__TASK PROMPT__. Look through the data below. Pick out the lines holding the string "object".

__MATERIAL SUPPLIED__.
------------------------

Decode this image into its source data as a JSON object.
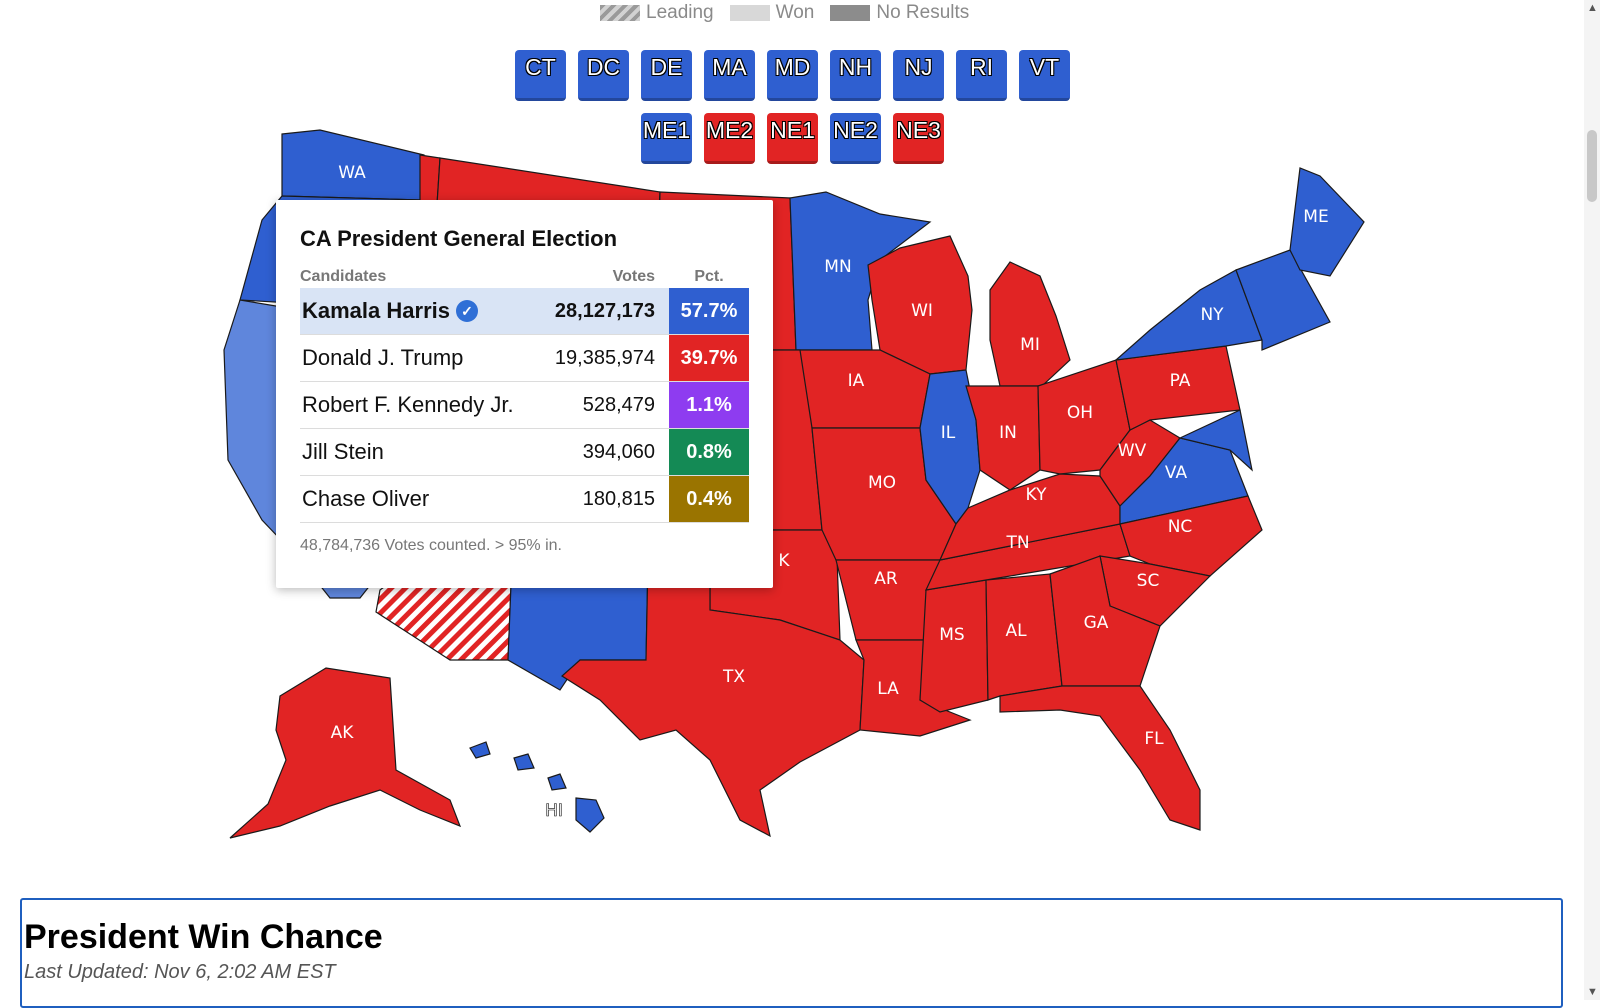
{
  "legend": {
    "leading": "Leading",
    "won": "Won",
    "no_results": "No Results"
  },
  "buttons_row1": [
    {
      "label": "CT",
      "party": "blue"
    },
    {
      "label": "DC",
      "party": "blue"
    },
    {
      "label": "DE",
      "party": "blue"
    },
    {
      "label": "MA",
      "party": "blue"
    },
    {
      "label": "MD",
      "party": "blue"
    },
    {
      "label": "NH",
      "party": "blue"
    },
    {
      "label": "NJ",
      "party": "blue"
    },
    {
      "label": "RI",
      "party": "blue"
    },
    {
      "label": "VT",
      "party": "blue"
    }
  ],
  "buttons_row2": [
    {
      "label": "ME1",
      "party": "blue"
    },
    {
      "label": "ME2",
      "party": "red"
    },
    {
      "label": "NE1",
      "party": "red"
    },
    {
      "label": "NE2",
      "party": "blue"
    },
    {
      "label": "NE3",
      "party": "red"
    }
  ],
  "map_labels": {
    "WA": "WA",
    "MN": "MN",
    "WI": "WI",
    "MI": "MI",
    "IA": "IA",
    "IL": "IL",
    "IN": "IN",
    "OH": "OH",
    "PA": "PA",
    "NY": "NY",
    "ME": "ME",
    "WV": "WV",
    "VA": "VA",
    "KY": "KY",
    "MO": "MO",
    "TN": "TN",
    "NC": "NC",
    "SC": "SC",
    "GA": "GA",
    "AL": "AL",
    "MS": "MS",
    "AR": "AR",
    "LA": "LA",
    "TX": "TX",
    "FL": "FL",
    "AK": "AK",
    "HI": "HI",
    "OK": "K"
  },
  "popup": {
    "title": "CA President General Election",
    "col_candidates": "Candidates",
    "col_votes": "Votes",
    "col_pct": "Pct.",
    "candidates": [
      {
        "name": "Kamala Harris",
        "votes": "28,127,173",
        "pct": "57.7%",
        "color": "#2f5fd0",
        "winner": true
      },
      {
        "name": "Donald J. Trump",
        "votes": "19,385,974",
        "pct": "39.7%",
        "color": "#e12424",
        "winner": false
      },
      {
        "name": "Robert F. Kennedy Jr.",
        "votes": "528,479",
        "pct": "1.1%",
        "color": "#8e3cf0",
        "winner": false
      },
      {
        "name": "Jill Stein",
        "votes": "394,060",
        "pct": "0.8%",
        "color": "#148a55",
        "winner": false
      },
      {
        "name": "Chase Oliver",
        "votes": "180,815",
        "pct": "0.4%",
        "color": "#9a7400",
        "winner": false
      }
    ],
    "footer": "48,784,736 Votes counted. > 95% in."
  },
  "win_panel": {
    "title": "President Win Chance",
    "updated": "Last Updated: Nov 6, 2:02 AM EST"
  },
  "colors": {
    "democrat": "#2f5fd0",
    "republican": "#e12424",
    "lean_blue": "#5f86dc"
  }
}
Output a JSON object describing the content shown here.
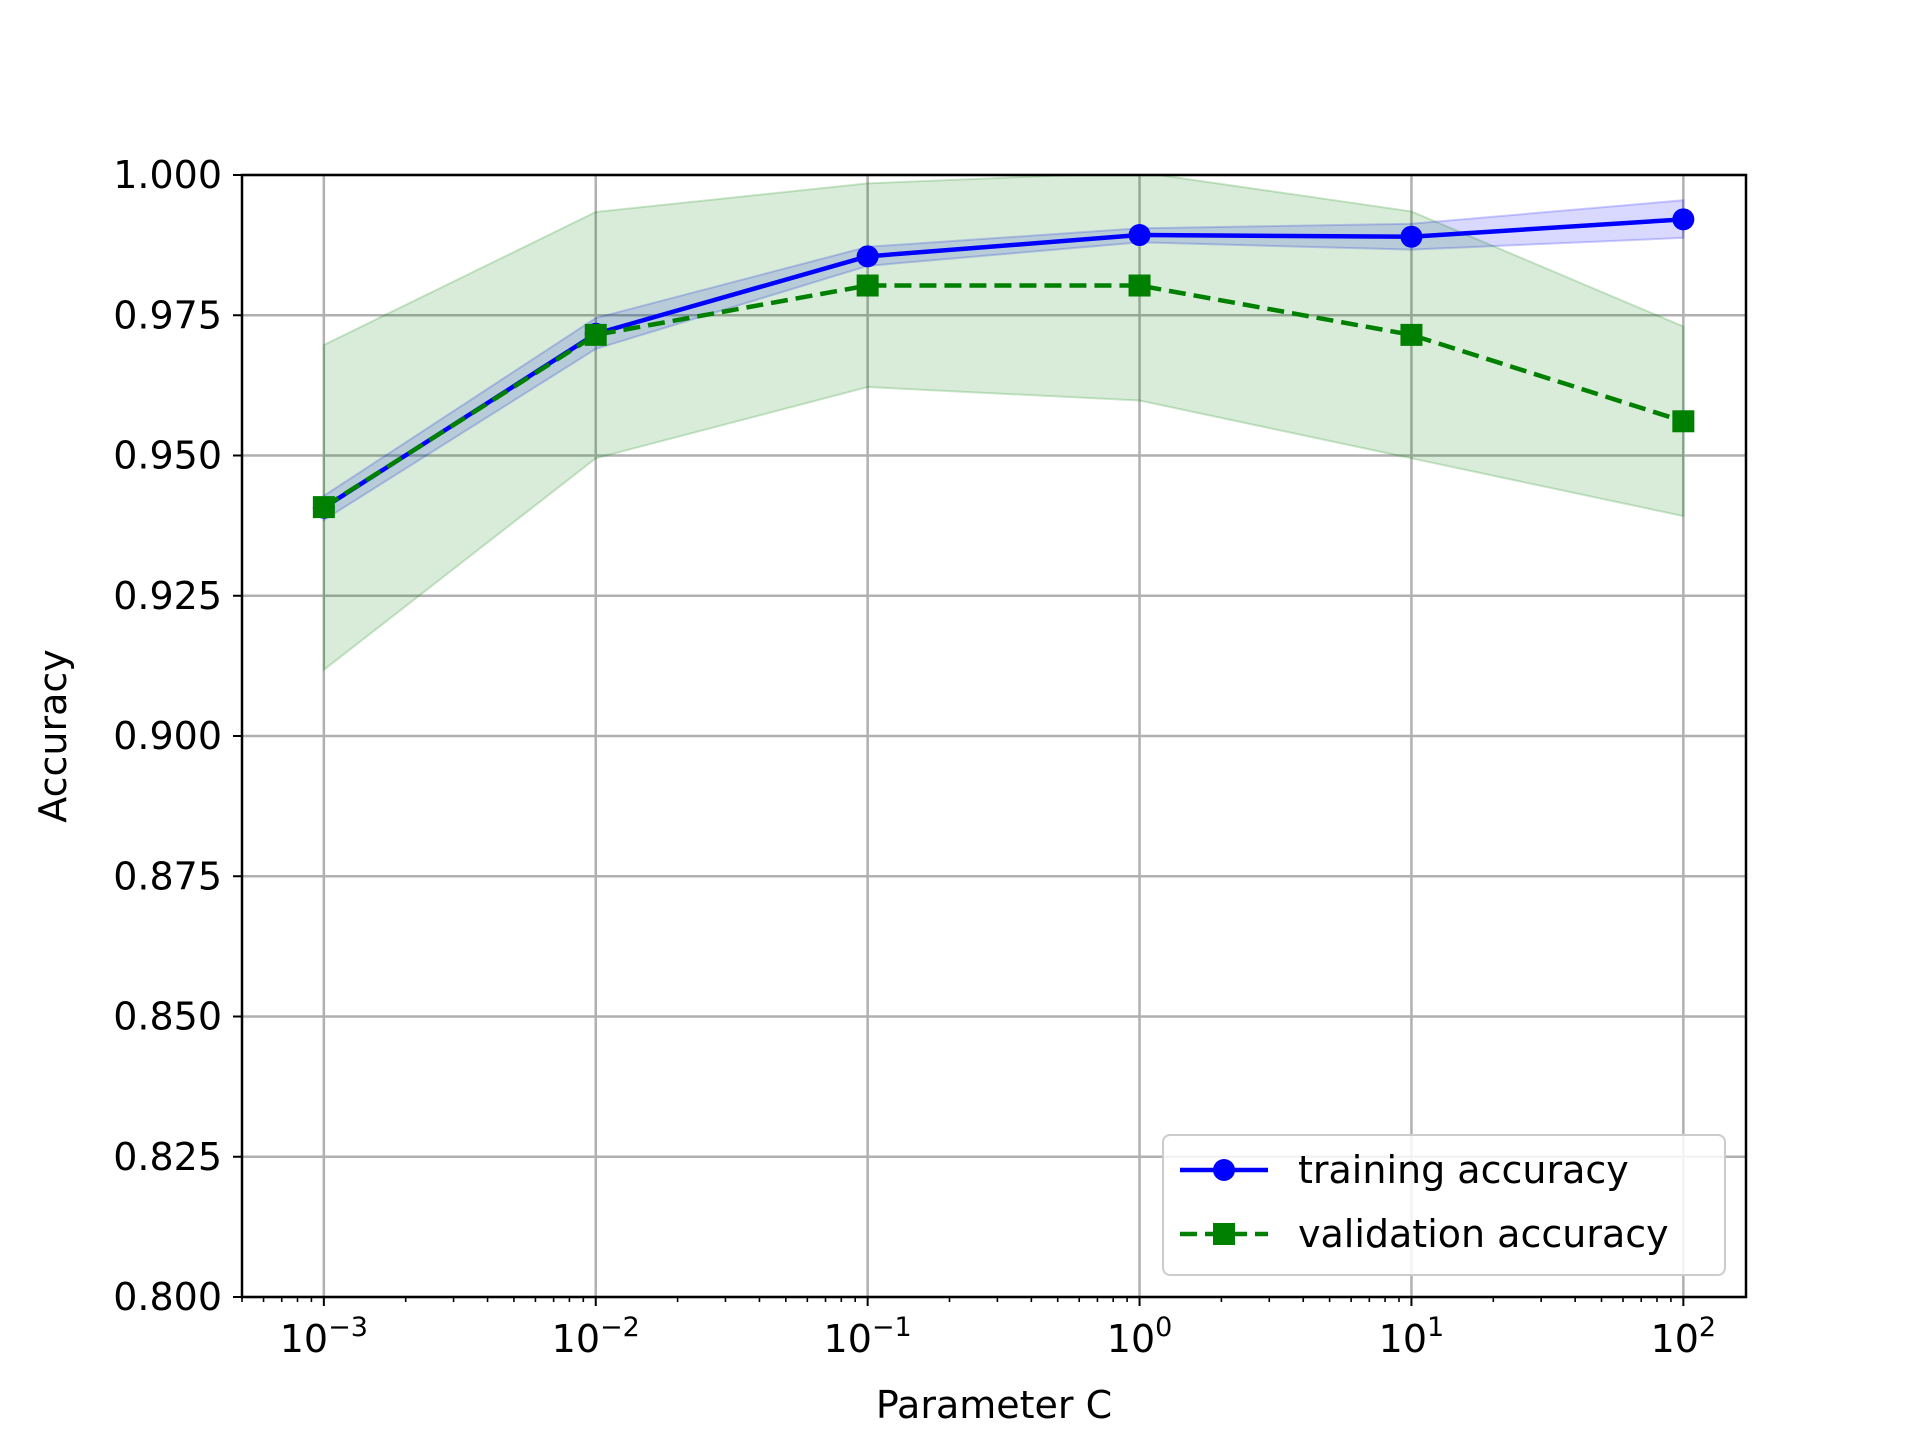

------------------------

__EXERCISE SOLUTION__.
Decode this image into its source data as a JSON object.
Output a JSON object describing the content shown here.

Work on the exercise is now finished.